((
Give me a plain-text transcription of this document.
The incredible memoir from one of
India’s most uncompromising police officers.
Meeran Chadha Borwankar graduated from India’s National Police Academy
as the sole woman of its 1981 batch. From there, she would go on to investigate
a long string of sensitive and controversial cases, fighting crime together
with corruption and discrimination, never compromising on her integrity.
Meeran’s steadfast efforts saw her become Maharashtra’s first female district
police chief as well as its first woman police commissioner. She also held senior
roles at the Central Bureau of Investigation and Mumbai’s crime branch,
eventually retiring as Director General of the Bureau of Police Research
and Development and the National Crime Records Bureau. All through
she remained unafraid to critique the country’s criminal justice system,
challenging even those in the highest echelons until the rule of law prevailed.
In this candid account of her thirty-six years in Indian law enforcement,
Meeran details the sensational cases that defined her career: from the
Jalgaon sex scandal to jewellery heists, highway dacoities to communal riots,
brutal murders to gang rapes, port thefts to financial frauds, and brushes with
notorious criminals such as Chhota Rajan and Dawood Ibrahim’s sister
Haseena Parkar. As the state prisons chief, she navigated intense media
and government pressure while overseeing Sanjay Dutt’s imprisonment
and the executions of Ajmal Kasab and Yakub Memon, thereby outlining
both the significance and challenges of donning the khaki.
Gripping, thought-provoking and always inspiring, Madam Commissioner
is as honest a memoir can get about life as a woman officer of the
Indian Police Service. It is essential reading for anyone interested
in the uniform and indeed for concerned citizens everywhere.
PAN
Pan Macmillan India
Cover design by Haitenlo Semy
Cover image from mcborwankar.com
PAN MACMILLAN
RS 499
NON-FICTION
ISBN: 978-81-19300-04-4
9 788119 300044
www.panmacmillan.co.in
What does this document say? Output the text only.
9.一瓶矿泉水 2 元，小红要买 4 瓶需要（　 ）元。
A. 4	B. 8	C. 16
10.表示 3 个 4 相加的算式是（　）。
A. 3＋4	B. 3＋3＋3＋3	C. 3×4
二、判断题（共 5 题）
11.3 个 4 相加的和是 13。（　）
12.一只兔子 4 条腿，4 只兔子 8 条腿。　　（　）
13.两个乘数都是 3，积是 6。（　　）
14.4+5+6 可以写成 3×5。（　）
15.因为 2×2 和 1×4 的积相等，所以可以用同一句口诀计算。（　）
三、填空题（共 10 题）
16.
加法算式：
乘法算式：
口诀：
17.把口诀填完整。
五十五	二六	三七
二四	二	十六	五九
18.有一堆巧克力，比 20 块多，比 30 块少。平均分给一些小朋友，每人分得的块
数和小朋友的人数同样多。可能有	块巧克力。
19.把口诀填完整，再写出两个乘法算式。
))
= TASK TO COMPLETE =
Restate the listing in full, word for word.

= FINISHED TASK =
Give me a plain-text transcription of this document.
The incredible memoir from one of
India’s most uncompromising police officers.
Meeran Chadha Borwankar graduated from India’s National Police Academy
as the sole woman of its 1981 batch. From there, she would go on to investigate
a long string of sensitive and controversial cases, fighting crime together
with corruption and discrimination, never compromising on her integrity.
Meeran’s steadfast efforts saw her become Maharashtra’s first female district
police chief as well as its first woman police commissioner. She also held senior
roles at the Central Bureau of Investigation and Mumbai’s crime branch,
eventually retiring as Director General of the Bureau of Police Research
and Development and the National Crime Records Bureau. All through
she remained unafraid to critique the country’s criminal justice system,
challenging even those in the highest echelons until the rule of law prevailed.
In this candid account of her thirty-six years in Indian law enforcement,
Meeran details the sensational cases that defined her career: from the
Jalgaon sex scandal to jewellery heists, highway dacoities to communal riots,
brutal murders to gang rapes, port thefts to financial frauds, and brushes with
notorious criminals such as Chhota Rajan and Dawood Ibrahim’s sister
Haseena Parkar. As the state prisons chief, she navigated intense media
and government pressure while overseeing Sanjay Dutt’s imprisonment
and the executions of Ajmal Kasab and Yakub Memon, thereby outlining
both the significance and challenges of donning the khaki.
Gripping, thought-provoking and always inspiring, Madam Commissioner
is as honest a memoir can get about life as a woman officer of the
Indian Police Service. It is essential reading for anyone interested
in the uniform and indeed for concerned citizens everywhere.
PAN
Pan Macmillan India
Cover design by Haitenlo Semy
Cover image from mcborwankar.com
PAN MACMILLAN
RS 499
NON-FICTION
ISBN: 978-81-19300-04-4
9 788119 300044
www.panmacmillan.co.in
What does this document say? Output the text only.
9.一瓶矿泉水 2 元，小红要买 4 瓶需要（　 ）元。
A. 4	B. 8	C. 16
10.表示 3 个 4 相加的算式是（　）。
A. 3＋4	B. 3＋3＋3＋3	C. 3×4
二、判断题（共 5 题）
11.3 个 4 相加的和是 13。（　）
12.一只兔子 4 条腿，4 只兔子 8 条腿。　　（　）
13.两个乘数都是 3，积是 6。（　　）
14.4+5+6 可以写成 3×5。（　）
15.因为 2×2 和 1×4 的积相等，所以可以用同一句口诀计算。（　）
三、填空题（共 10 题）
16.
加法算式：
乘法算式：
口诀：
17.把口诀填完整。
五十五	二六	三七
二四	二	十六	五九
18.有一堆巧克力，比 20 块多，比 30 块少。平均分给一些小朋友，每人分得的块
数和小朋友的人数同样多。可能有	块巧克力。
19.把口诀填完整，再写出两个乘法算式。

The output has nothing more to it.